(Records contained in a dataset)

------------------------

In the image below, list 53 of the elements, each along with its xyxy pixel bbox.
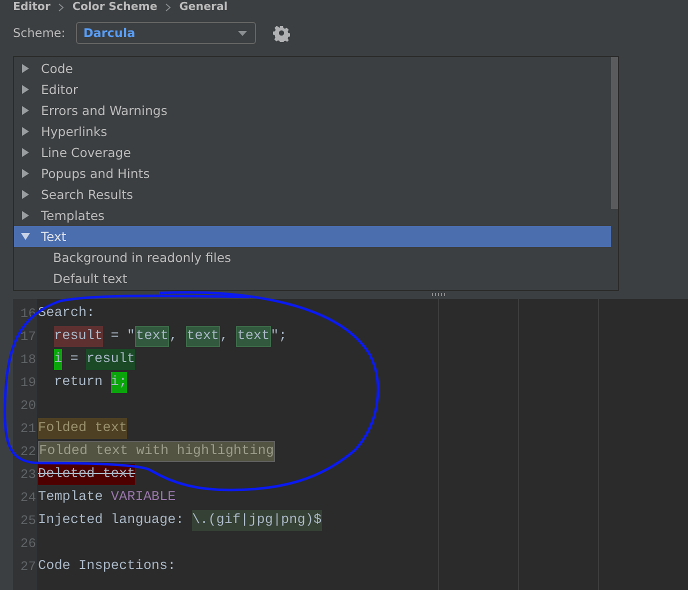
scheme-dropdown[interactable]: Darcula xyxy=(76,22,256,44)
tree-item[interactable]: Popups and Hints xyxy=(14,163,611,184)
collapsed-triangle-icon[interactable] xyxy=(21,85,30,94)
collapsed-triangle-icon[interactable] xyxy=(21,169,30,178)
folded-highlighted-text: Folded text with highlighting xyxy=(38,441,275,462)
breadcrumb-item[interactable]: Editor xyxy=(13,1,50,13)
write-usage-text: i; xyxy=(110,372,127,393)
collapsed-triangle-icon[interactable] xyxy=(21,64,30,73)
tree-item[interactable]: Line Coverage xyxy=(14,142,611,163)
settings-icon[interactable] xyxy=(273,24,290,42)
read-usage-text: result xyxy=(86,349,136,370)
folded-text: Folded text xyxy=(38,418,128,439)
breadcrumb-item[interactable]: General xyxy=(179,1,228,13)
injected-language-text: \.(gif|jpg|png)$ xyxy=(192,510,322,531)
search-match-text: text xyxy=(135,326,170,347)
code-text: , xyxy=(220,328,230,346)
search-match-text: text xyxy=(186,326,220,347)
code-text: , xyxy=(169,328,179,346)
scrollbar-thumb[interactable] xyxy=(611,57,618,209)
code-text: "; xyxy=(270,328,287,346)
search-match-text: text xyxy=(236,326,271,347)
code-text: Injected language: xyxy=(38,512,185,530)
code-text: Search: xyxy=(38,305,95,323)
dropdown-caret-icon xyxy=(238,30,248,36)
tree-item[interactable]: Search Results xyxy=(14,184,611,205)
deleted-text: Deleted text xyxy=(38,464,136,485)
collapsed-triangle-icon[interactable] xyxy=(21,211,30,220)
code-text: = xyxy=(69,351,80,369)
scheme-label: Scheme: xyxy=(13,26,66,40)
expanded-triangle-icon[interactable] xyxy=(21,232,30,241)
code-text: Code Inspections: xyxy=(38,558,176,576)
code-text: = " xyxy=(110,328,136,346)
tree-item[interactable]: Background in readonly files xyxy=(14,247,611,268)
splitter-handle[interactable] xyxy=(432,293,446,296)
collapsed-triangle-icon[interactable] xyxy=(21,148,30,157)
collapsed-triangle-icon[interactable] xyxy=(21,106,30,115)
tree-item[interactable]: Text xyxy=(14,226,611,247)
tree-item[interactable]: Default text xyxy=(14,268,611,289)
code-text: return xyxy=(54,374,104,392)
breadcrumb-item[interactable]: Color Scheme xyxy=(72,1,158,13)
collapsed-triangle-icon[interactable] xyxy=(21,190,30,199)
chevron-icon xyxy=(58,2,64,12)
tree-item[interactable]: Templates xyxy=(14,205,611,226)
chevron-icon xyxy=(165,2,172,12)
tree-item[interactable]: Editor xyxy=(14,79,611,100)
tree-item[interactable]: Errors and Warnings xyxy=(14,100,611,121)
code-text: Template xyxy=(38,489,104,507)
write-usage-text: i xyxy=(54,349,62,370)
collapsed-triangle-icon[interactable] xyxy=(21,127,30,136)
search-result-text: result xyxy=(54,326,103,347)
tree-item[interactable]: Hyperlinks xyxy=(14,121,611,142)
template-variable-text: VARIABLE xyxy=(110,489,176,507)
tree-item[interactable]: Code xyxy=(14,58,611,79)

------------------------

SET EXERCISE
Could you render the records between the lines holding "scheme-dropdown[interactable]: Darcula xyxy=(76,22,256,44)" and "folded-text: Folded text", inclusive, as a Markdown table with columns named Number and Record line, omitting blank lines?

RESULT OF THIS EXERCISE
| Number | Record line |
|---|---|
| 1 | scheme-dropdown[interactable]: Darcula xyxy=(76,22,256,44) |
| 2 | tree-item[interactable]: Popups and Hints xyxy=(14,163,611,184) |
| 3 | collapsed-triangle-icon[interactable] xyxy=(21,85,30,94) |
| 4 | collapsed-triangle-icon[interactable] xyxy=(21,169,30,178) |
| 5 | folded-highlighted-text: Folded text with highlighting xyxy=(38,441,275,462) |
| 6 | breadcrumb-item[interactable]: Editor xyxy=(13,1,50,13) |
| 7 | write-usage-text: i; xyxy=(110,372,127,393) |
| 8 | collapsed-triangle-icon[interactable] xyxy=(21,64,30,73) |
| 9 | tree-item[interactable]: Line Coverage xyxy=(14,142,611,163) |
| 10 | settings-icon[interactable] xyxy=(273,24,290,42) |
| 11 | read-usage-text: result xyxy=(86,349,136,370) |
| 12 | folded-text: Folded text xyxy=(38,418,128,439) |